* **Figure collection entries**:

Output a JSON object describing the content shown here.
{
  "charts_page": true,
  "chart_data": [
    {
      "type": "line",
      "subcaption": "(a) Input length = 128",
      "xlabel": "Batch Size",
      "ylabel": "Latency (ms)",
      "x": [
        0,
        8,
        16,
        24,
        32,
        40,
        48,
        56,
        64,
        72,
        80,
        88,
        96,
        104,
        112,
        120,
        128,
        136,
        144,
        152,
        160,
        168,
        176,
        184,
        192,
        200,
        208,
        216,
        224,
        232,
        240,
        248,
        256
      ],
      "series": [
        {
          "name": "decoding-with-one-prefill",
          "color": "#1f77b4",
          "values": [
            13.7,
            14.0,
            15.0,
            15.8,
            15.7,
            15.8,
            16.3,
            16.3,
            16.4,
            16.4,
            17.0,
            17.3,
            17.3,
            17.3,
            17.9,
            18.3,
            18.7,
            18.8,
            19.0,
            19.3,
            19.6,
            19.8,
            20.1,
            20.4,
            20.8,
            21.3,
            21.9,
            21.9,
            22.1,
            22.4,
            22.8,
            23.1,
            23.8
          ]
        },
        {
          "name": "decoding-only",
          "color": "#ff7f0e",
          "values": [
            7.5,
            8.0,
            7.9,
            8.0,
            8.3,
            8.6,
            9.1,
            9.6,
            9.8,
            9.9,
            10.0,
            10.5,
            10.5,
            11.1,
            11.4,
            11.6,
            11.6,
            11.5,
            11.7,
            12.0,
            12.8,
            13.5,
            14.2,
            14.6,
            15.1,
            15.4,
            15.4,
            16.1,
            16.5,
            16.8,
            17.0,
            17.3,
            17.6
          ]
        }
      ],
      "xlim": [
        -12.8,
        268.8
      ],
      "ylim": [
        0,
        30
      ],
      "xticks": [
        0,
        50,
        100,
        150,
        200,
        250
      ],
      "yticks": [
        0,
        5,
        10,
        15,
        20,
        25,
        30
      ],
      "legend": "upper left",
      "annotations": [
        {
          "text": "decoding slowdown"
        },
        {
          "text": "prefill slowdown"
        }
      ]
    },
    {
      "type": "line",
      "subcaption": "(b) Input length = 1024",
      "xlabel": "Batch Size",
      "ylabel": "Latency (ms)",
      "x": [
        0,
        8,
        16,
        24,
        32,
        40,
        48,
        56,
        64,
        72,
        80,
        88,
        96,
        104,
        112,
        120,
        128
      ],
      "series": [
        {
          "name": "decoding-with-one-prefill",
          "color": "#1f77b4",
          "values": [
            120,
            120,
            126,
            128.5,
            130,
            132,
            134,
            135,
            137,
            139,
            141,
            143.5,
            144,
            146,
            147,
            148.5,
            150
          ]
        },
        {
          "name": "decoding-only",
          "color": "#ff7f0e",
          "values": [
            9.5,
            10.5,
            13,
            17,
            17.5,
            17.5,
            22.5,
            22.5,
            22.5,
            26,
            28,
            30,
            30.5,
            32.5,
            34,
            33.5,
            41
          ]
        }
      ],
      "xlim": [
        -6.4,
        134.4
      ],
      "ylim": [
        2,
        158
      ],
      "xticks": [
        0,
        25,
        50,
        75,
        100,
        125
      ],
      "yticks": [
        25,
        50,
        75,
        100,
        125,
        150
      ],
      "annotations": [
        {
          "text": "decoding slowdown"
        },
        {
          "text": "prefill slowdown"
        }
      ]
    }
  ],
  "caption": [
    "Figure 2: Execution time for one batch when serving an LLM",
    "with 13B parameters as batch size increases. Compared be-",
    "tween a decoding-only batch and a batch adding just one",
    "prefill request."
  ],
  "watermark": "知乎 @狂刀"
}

--

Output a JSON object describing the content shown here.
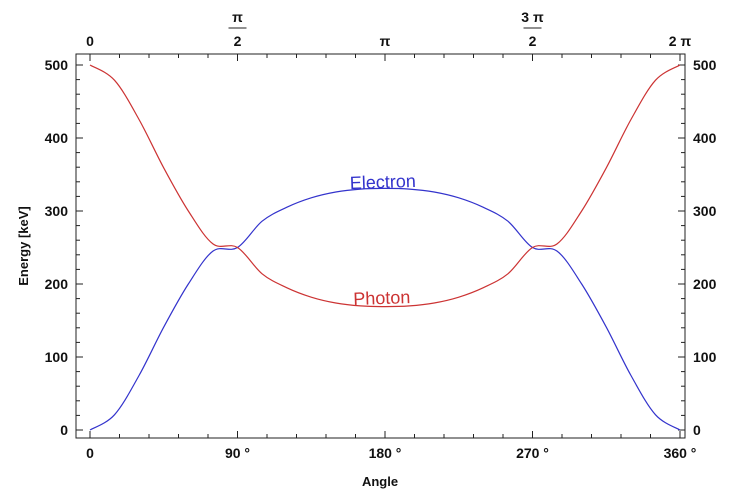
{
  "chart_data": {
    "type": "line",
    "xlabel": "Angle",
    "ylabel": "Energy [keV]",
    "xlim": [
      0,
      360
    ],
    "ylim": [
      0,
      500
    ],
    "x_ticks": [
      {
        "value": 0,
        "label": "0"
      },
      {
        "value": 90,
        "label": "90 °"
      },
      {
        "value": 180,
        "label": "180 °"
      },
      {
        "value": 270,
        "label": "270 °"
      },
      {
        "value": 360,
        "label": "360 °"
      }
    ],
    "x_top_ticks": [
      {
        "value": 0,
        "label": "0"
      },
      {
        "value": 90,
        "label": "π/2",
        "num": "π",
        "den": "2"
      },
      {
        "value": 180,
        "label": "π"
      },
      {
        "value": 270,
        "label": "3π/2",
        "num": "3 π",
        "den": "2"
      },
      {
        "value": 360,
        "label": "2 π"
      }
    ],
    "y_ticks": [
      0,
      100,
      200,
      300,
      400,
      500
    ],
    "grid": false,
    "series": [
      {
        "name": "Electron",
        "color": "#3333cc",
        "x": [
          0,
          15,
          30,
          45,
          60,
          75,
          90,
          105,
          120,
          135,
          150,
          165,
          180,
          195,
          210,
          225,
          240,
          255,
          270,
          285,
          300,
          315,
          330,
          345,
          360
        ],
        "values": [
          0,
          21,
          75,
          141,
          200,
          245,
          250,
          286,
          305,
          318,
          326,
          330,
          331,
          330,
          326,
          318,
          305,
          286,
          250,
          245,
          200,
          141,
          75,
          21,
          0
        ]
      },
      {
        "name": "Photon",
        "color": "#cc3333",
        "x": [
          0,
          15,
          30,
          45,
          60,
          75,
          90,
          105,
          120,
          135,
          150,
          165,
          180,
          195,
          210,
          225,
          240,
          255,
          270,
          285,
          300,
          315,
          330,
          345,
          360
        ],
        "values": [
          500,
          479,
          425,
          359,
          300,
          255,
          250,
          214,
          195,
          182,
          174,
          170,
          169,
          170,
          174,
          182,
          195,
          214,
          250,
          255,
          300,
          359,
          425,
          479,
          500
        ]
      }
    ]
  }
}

* **PROMPT**: Copy all lines from the material that hold "Input".

* **THE COMPLETED TASK**:
      "subcaption": "(a) Input length = 128",
      "subcaption": "(b) Input length = 1024",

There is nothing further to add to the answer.